**What this task involves:** Search the data for the word "magnesium" and copy out every line that has it.

Start of Data to examine

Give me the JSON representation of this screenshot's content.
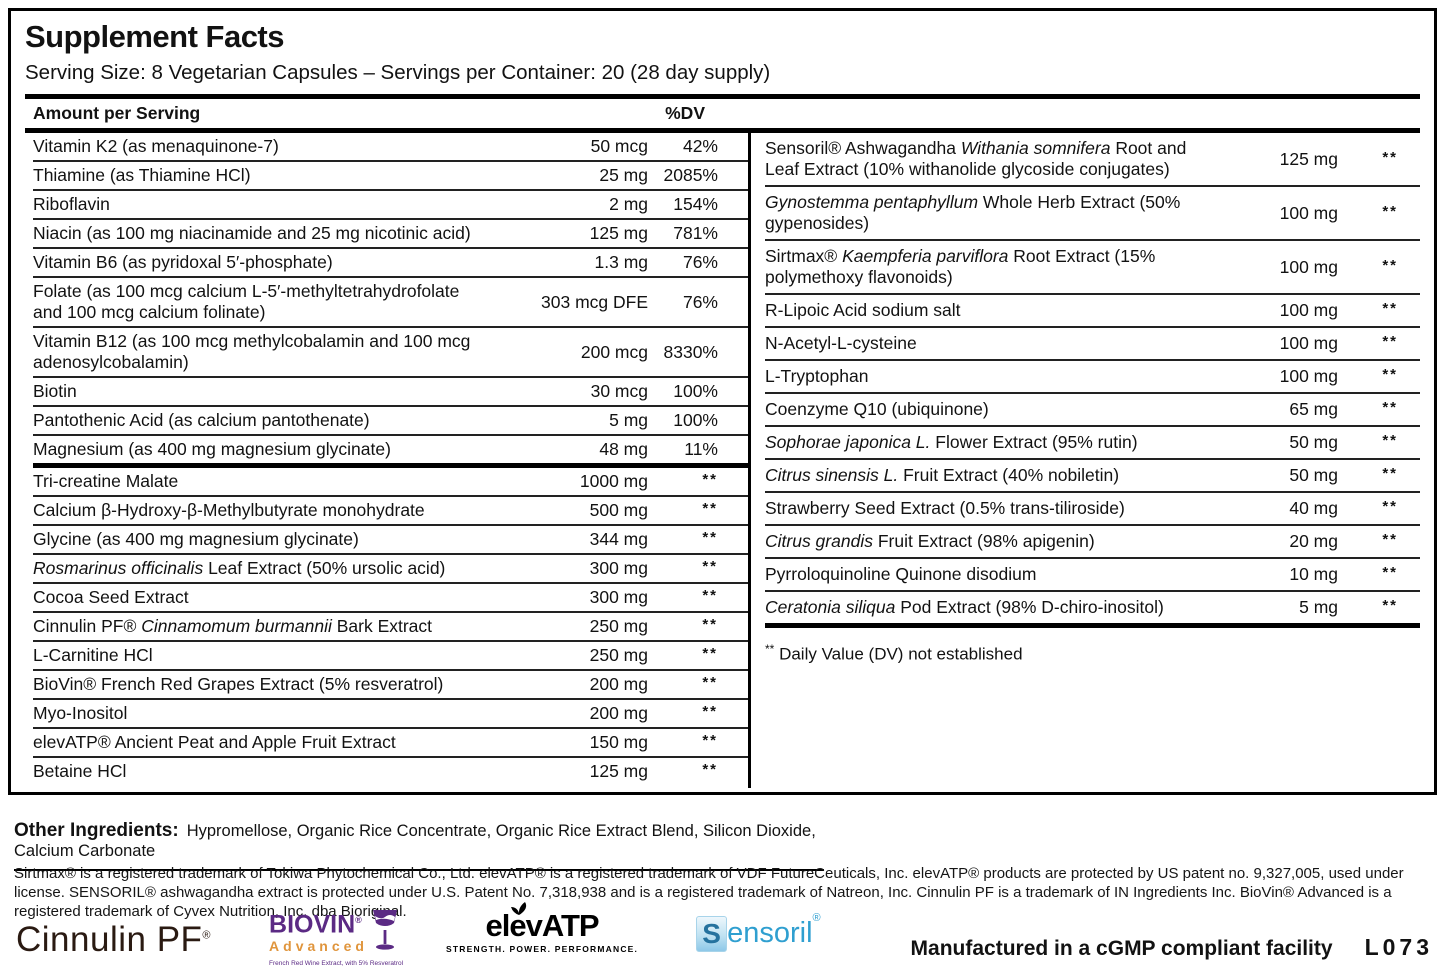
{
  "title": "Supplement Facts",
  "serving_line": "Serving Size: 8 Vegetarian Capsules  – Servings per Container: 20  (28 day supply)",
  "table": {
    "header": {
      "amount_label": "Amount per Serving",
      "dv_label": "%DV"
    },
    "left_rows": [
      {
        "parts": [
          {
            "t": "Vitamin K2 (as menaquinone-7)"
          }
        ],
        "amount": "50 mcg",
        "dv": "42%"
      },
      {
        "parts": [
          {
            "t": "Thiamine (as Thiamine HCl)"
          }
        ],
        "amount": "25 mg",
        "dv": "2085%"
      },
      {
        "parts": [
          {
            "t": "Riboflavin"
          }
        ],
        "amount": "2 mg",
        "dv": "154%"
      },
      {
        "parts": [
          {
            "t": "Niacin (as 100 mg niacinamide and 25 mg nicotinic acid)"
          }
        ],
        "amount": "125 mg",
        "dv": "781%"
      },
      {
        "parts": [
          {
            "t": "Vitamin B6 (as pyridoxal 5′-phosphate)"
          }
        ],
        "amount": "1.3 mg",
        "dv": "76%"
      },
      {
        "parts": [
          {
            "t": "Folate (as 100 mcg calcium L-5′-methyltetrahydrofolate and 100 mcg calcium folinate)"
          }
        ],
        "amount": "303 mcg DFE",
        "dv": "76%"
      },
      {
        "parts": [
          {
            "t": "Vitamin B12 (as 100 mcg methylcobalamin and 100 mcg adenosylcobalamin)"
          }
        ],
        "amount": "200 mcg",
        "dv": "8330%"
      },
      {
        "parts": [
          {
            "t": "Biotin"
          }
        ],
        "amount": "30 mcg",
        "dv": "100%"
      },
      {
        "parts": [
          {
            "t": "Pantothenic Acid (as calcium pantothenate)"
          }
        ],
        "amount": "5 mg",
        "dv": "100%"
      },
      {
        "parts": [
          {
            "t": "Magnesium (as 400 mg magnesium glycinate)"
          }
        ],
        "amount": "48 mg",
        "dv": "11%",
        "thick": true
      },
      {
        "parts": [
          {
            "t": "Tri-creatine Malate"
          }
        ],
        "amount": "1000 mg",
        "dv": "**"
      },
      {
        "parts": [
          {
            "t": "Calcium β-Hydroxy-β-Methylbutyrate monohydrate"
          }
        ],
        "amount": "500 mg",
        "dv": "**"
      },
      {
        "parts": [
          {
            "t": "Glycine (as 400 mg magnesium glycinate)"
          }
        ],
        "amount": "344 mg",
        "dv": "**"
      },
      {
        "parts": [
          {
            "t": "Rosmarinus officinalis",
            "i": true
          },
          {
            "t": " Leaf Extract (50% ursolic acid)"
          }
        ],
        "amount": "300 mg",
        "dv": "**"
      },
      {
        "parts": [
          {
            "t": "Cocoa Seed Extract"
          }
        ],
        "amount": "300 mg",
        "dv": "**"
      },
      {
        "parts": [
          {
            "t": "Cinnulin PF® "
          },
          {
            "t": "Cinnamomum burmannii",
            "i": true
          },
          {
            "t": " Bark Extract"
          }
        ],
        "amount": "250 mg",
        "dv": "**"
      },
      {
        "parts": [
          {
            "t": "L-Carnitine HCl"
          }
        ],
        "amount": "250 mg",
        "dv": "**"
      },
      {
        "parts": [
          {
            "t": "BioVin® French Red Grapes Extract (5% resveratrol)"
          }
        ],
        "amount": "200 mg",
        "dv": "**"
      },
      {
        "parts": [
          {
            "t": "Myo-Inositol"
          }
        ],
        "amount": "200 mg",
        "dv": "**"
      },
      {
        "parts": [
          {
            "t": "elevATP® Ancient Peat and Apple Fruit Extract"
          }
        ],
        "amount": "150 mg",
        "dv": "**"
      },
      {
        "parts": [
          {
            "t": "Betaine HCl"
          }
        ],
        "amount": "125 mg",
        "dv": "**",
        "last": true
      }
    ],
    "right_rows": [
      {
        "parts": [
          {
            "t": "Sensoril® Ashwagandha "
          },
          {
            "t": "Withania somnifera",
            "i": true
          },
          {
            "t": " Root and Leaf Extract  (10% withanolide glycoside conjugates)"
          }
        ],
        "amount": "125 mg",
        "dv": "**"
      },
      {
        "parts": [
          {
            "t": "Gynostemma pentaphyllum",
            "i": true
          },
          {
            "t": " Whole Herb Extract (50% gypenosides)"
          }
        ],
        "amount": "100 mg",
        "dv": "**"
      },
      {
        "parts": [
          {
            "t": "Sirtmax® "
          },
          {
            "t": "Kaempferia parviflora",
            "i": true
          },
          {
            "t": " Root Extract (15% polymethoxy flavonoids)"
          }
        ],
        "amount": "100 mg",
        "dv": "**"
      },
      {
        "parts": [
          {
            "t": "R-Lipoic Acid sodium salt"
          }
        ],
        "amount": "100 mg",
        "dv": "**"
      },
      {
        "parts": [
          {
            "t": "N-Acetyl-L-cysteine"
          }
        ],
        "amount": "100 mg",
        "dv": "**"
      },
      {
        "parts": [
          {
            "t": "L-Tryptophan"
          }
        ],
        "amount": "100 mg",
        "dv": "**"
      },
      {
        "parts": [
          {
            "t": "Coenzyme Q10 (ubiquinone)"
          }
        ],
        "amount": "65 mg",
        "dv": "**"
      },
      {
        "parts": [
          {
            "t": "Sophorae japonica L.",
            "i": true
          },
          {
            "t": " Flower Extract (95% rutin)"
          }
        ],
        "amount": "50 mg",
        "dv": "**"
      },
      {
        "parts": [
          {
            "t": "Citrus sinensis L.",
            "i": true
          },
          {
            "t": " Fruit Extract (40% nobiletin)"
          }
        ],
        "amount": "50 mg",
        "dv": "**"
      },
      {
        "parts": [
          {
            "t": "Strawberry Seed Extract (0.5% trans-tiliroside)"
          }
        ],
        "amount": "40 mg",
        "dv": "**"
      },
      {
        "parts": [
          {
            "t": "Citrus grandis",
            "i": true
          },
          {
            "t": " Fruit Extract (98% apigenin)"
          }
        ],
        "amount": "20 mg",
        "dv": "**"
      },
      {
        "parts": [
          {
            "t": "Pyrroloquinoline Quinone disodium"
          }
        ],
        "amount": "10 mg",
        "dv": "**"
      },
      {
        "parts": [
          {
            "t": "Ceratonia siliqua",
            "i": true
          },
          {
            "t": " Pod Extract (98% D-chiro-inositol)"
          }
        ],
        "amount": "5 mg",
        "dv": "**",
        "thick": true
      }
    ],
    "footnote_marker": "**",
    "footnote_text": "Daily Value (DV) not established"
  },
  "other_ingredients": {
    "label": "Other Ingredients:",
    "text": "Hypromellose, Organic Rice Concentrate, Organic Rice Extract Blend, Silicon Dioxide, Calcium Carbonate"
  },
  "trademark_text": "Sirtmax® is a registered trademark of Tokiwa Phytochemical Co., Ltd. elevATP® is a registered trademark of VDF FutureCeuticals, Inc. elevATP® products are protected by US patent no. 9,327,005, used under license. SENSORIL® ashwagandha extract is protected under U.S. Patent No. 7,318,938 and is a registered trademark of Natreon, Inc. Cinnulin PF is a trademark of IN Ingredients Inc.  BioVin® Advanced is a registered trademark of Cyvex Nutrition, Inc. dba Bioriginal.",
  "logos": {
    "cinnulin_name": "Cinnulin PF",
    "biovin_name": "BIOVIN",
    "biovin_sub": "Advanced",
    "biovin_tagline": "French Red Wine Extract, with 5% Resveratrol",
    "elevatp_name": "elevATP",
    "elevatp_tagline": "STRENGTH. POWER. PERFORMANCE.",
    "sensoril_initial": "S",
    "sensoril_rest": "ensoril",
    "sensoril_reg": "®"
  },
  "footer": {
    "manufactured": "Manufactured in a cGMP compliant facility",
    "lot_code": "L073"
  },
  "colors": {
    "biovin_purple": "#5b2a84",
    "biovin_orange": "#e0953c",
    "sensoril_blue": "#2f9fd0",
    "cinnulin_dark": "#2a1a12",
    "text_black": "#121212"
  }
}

End of Data to examine

**Exercise result:**
            "t": "Magnesium (as 400 mg magnesium glycinate)"
            "t": "Glycine (as 400 mg magnesium glycinate)"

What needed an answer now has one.